### [TO BE DONE]
Every line below that holds the string "minimum" should be copied out.

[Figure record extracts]

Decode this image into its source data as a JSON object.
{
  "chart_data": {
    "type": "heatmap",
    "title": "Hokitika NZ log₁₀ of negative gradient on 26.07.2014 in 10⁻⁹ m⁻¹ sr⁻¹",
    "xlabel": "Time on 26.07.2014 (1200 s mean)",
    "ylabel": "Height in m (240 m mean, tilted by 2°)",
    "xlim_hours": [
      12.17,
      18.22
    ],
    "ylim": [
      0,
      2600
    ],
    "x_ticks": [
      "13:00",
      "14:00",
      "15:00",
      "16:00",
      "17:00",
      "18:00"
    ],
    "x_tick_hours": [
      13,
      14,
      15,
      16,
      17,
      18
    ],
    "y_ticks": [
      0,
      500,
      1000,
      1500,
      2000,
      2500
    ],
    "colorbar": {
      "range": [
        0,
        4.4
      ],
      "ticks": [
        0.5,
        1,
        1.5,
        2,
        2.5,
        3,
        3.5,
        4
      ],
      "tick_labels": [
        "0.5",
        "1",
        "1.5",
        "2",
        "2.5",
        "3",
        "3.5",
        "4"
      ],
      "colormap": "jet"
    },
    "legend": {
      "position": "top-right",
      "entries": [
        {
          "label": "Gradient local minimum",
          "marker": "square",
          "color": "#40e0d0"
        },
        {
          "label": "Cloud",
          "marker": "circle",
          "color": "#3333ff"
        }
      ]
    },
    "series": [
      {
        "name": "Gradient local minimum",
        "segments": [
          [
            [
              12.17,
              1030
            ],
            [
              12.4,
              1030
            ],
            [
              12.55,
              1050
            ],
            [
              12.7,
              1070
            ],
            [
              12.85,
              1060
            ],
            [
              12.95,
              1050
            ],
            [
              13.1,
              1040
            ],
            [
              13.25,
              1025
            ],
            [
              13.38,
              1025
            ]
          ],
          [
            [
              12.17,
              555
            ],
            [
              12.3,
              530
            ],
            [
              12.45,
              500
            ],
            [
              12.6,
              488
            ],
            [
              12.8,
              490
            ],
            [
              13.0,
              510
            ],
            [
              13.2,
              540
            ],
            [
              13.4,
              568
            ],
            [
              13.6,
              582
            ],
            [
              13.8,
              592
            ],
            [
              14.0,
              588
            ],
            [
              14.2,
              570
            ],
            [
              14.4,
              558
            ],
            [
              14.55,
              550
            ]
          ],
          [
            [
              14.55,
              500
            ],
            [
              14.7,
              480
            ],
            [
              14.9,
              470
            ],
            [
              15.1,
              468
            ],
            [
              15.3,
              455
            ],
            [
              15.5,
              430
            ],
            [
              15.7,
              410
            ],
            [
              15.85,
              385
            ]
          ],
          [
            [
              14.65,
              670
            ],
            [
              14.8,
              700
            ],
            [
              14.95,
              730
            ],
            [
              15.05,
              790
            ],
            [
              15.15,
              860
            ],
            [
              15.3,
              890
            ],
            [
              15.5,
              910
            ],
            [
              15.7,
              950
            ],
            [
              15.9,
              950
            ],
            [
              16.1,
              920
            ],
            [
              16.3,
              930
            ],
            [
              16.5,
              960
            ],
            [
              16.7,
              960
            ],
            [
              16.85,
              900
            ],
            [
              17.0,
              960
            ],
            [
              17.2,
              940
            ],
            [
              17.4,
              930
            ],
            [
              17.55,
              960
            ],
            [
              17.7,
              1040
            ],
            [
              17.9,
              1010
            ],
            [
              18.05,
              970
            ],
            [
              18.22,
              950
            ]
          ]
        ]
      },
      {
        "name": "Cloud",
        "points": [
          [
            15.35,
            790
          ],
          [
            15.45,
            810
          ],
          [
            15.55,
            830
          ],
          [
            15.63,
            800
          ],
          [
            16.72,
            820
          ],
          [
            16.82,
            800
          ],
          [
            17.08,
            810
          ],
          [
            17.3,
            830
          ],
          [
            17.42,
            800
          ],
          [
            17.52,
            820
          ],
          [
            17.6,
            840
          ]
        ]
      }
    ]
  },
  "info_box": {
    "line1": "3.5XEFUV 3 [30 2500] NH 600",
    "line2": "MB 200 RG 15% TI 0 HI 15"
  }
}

* * *

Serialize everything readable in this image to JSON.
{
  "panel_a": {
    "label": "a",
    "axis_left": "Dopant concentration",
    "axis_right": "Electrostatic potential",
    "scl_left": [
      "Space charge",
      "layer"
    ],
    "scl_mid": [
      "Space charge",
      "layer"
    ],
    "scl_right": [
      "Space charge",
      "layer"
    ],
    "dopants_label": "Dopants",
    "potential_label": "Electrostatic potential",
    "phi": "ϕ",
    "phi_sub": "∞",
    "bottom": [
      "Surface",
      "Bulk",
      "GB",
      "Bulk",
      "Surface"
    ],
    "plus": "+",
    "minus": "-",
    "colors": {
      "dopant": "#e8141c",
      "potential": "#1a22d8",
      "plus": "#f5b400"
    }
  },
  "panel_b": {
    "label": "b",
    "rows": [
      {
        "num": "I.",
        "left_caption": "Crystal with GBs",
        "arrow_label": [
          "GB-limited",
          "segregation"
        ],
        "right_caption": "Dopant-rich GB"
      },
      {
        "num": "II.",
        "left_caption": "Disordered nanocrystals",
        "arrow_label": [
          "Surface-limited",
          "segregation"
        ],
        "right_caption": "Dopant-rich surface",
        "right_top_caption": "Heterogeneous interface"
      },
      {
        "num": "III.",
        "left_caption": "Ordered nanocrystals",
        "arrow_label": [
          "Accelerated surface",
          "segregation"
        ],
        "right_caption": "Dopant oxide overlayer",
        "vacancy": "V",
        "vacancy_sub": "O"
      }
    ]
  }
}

### [ANSWER FOR THE TASK]
          "label": "Gradient local minimum",
        "name": "Gradient local minimum",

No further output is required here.